◆ GOAL OF THE EXERCISE
Below is a listing. Gather each line of it that contains "this".

Records from a collection of figures
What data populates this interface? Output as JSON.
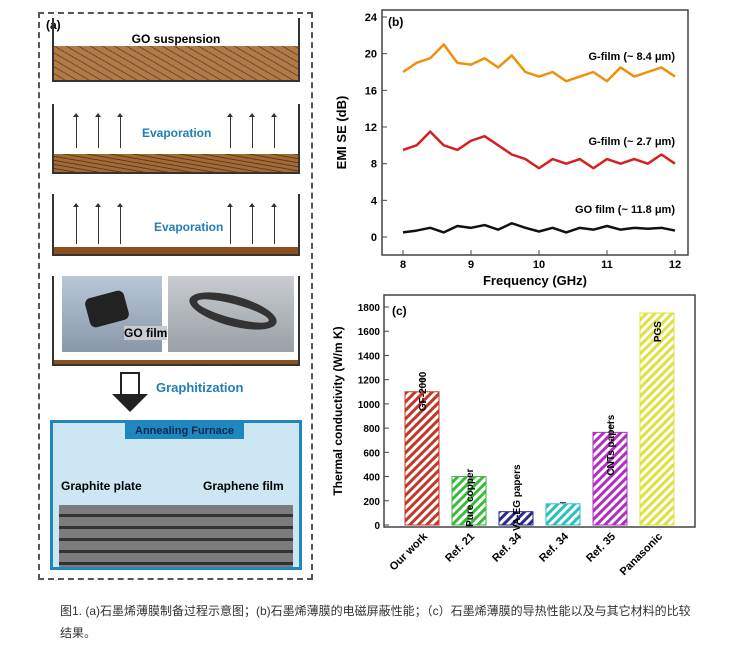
{
  "panel_a": {
    "label": "(a)",
    "go_suspension": "GO suspension",
    "evaporation1": "Evaporation",
    "evaporation2": "Evaporation",
    "go_film": "GO film",
    "graphitization": "Graphitization",
    "annealing_furnace": "Annealing Furnace",
    "graphite_plate": "Graphite plate",
    "graphene_film": "Graphene film"
  },
  "caption": "图1. (a)石墨烯薄膜制备过程示意图；(b)石墨烯薄膜的电磁屏蔽性能；（c）石墨烯薄膜的导热性能以及与其它材料的比较结果。",
  "chart_data": [
    {
      "type": "line",
      "panel": "(b)",
      "xlabel": "Frequency (GHz)",
      "ylabel": "EMI SE (dB)",
      "xlim": [
        8,
        12
      ],
      "ylim": [
        0,
        24
      ],
      "xticks": [
        "8",
        "9",
        "10",
        "11",
        "12"
      ],
      "yticks": [
        "0",
        "4",
        "8",
        "12",
        "16",
        "20",
        "24"
      ],
      "x": [
        8,
        8.2,
        8.4,
        8.6,
        8.8,
        9,
        9.2,
        9.4,
        9.6,
        9.8,
        10,
        10.2,
        10.4,
        10.6,
        10.8,
        11,
        11.2,
        11.4,
        11.6,
        11.8,
        12
      ],
      "series": [
        {
          "name": "G-film (~ 8.4 μm)",
          "color": "#f0900a",
          "values": [
            18,
            19,
            19.5,
            21,
            19,
            18.8,
            19.5,
            18.5,
            19.8,
            18,
            17.5,
            18,
            17,
            17.5,
            18,
            17,
            18.5,
            17.5,
            18,
            18.5,
            17.5
          ]
        },
        {
          "name": "G-film (~ 2.7 μm)",
          "color": "#d62020",
          "values": [
            9.5,
            10,
            11.5,
            10,
            9.5,
            10.5,
            11,
            10,
            9,
            8.5,
            7.5,
            8.5,
            8,
            8.5,
            7.5,
            8.5,
            8,
            8.5,
            8,
            9,
            8
          ]
        },
        {
          "name": "GO film (~ 11.8 μm)",
          "color": "#111111",
          "values": [
            0.5,
            0.7,
            1,
            0.5,
            1.2,
            1,
            1.3,
            0.8,
            1.5,
            1,
            0.6,
            1,
            0.5,
            1,
            0.8,
            1.2,
            0.8,
            1,
            0.9,
            1,
            0.7
          ]
        }
      ]
    },
    {
      "type": "bar",
      "panel": "(c)",
      "ylabel": "Thermal conductivity (W/m K)",
      "ylim": [
        0,
        1850
      ],
      "yticks": [
        "0",
        "200",
        "400",
        "600",
        "800",
        "1000",
        "1200",
        "1400",
        "1600",
        "1800"
      ],
      "categories": [
        "Our work",
        "Ref. 21",
        "Ref. 34",
        "Ref. 34",
        "Ref. 35",
        "Panasonic"
      ],
      "values": [
        1100,
        400,
        110,
        175,
        765,
        1750
      ],
      "errors": [
        100,
        0,
        0,
        10,
        80,
        0
      ],
      "bar_labels": [
        "GF-2000",
        "Pure copper",
        "VA-EG papers",
        "",
        "CNTs papers",
        "PGS"
      ],
      "colors": [
        "#c0392b",
        "#3cb83c",
        "#2a2a8a",
        "#2cc0c0",
        "#b030c0",
        "#e0e040"
      ]
    }
  ]
}
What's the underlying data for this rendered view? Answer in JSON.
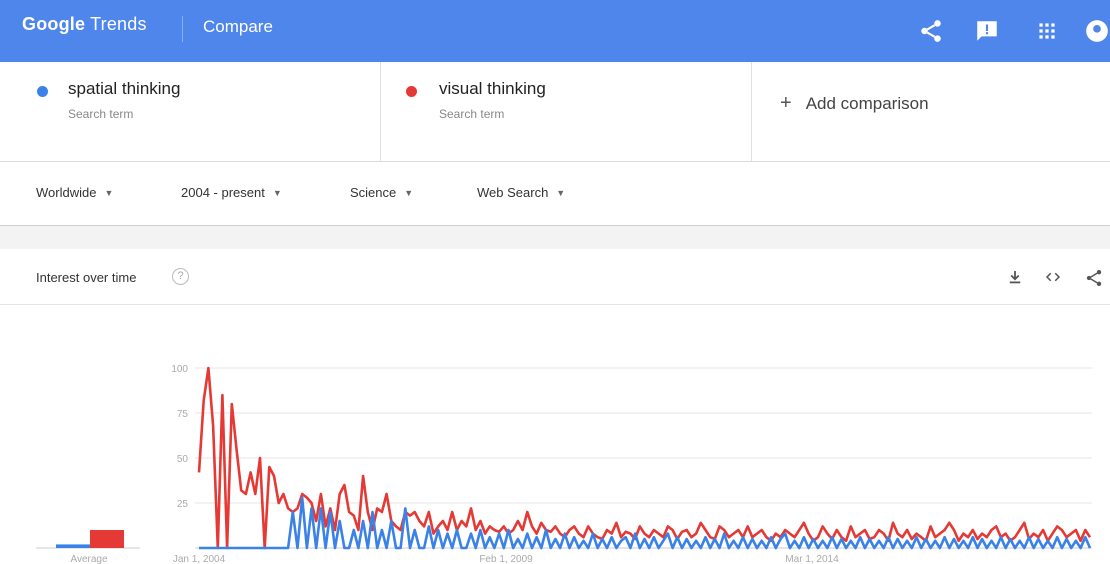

◆ FINAL RESULT
What data populates this interface? Output as JSON.
What's the underlying data for this rendered view? Answer in JSON.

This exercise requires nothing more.